What to work on:
Copy out the entries in full and with complete accuracy; pictures are excluded.

Data in this exercise:
%%

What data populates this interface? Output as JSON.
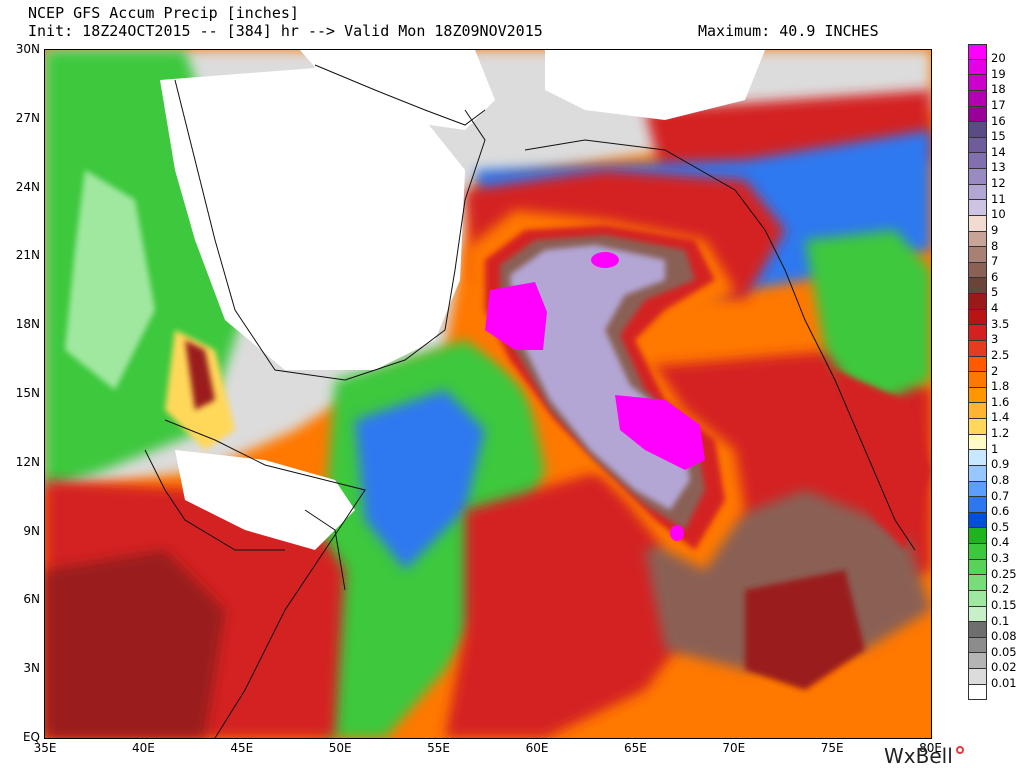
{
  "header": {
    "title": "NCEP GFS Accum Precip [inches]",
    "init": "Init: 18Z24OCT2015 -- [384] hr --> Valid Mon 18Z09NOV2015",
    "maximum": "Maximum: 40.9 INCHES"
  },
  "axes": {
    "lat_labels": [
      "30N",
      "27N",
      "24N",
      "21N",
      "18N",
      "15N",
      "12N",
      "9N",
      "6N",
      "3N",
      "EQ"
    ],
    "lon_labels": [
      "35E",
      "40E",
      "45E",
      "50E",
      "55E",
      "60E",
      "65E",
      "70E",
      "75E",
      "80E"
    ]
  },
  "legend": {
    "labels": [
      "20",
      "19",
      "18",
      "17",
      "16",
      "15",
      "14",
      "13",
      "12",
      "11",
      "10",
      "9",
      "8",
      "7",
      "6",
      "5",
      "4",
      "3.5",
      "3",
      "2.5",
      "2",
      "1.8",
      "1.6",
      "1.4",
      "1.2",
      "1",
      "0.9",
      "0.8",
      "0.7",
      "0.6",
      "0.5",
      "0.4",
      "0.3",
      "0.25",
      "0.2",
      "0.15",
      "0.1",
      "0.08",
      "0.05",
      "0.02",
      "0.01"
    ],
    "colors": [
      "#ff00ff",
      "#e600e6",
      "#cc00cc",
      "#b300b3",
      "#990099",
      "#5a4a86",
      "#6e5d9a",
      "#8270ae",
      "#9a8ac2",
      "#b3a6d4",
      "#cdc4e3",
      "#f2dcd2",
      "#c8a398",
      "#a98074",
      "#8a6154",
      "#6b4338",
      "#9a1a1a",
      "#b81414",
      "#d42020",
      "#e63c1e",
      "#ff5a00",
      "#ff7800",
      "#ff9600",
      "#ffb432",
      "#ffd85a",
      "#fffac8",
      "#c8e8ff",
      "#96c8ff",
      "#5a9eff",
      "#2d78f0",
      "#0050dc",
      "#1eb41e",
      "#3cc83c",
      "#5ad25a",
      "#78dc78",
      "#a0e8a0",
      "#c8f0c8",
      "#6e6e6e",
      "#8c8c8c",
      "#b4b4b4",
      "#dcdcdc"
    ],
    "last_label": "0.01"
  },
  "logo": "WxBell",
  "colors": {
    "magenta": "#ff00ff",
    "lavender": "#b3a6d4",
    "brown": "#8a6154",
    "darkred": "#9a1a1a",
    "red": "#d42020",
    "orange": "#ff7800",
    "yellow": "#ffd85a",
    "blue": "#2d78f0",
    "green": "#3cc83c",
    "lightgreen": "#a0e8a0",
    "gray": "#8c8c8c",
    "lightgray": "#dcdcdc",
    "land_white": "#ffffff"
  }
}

%%

Reply to the task:
What data populates this interface? Output as JSON.
{
  "header": {
    "title": "NCEP GFS Accum Precip [inches]",
    "init": "Init: 18Z24OCT2015 -- [384] hr --> Valid Mon 18Z09NOV2015",
    "maximum": "Maximum: 40.9 INCHES"
  },
  "axes": {
    "lat_labels": [
      "30N",
      "27N",
      "24N",
      "21N",
      "18N",
      "15N",
      "12N",
      "9N",
      "6N",
      "3N",
      "EQ"
    ],
    "lon_labels": [
      "35E",
      "40E",
      "45E",
      "50E",
      "55E",
      "60E",
      "65E",
      "70E",
      "75E",
      "80E"
    ]
  },
  "legend": {
    "labels": [
      "20",
      "19",
      "18",
      "17",
      "16",
      "15",
      "14",
      "13",
      "12",
      "11",
      "10",
      "9",
      "8",
      "7",
      "6",
      "5",
      "4",
      "3.5",
      "3",
      "2.5",
      "2",
      "1.8",
      "1.6",
      "1.4",
      "1.2",
      "1",
      "0.9",
      "0.8",
      "0.7",
      "0.6",
      "0.5",
      "0.4",
      "0.3",
      "0.25",
      "0.2",
      "0.15",
      "0.1",
      "0.08",
      "0.05",
      "0.02",
      "0.01"
    ],
    "colors": [
      "#ff00ff",
      "#e600e6",
      "#cc00cc",
      "#b300b3",
      "#990099",
      "#5a4a86",
      "#6e5d9a",
      "#8270ae",
      "#9a8ac2",
      "#b3a6d4",
      "#cdc4e3",
      "#f2dcd2",
      "#c8a398",
      "#a98074",
      "#8a6154",
      "#6b4338",
      "#9a1a1a",
      "#b81414",
      "#d42020",
      "#e63c1e",
      "#ff5a00",
      "#ff7800",
      "#ff9600",
      "#ffb432",
      "#ffd85a",
      "#fffac8",
      "#c8e8ff",
      "#96c8ff",
      "#5a9eff",
      "#2d78f0",
      "#0050dc",
      "#1eb41e",
      "#3cc83c",
      "#5ad25a",
      "#78dc78",
      "#a0e8a0",
      "#c8f0c8",
      "#6e6e6e",
      "#8c8c8c",
      "#b4b4b4",
      "#dcdcdc"
    ],
    "last_label": "0.01"
  },
  "logo": "WxBell",
  "colors": {
    "magenta": "#ff00ff",
    "lavender": "#b3a6d4",
    "brown": "#8a6154",
    "darkred": "#9a1a1a",
    "red": "#d42020",
    "orange": "#ff7800",
    "yellow": "#ffd85a",
    "blue": "#2d78f0",
    "green": "#3cc83c",
    "lightgreen": "#a0e8a0",
    "gray": "#8c8c8c",
    "lightgray": "#dcdcdc",
    "land_white": "#ffffff"
  }
}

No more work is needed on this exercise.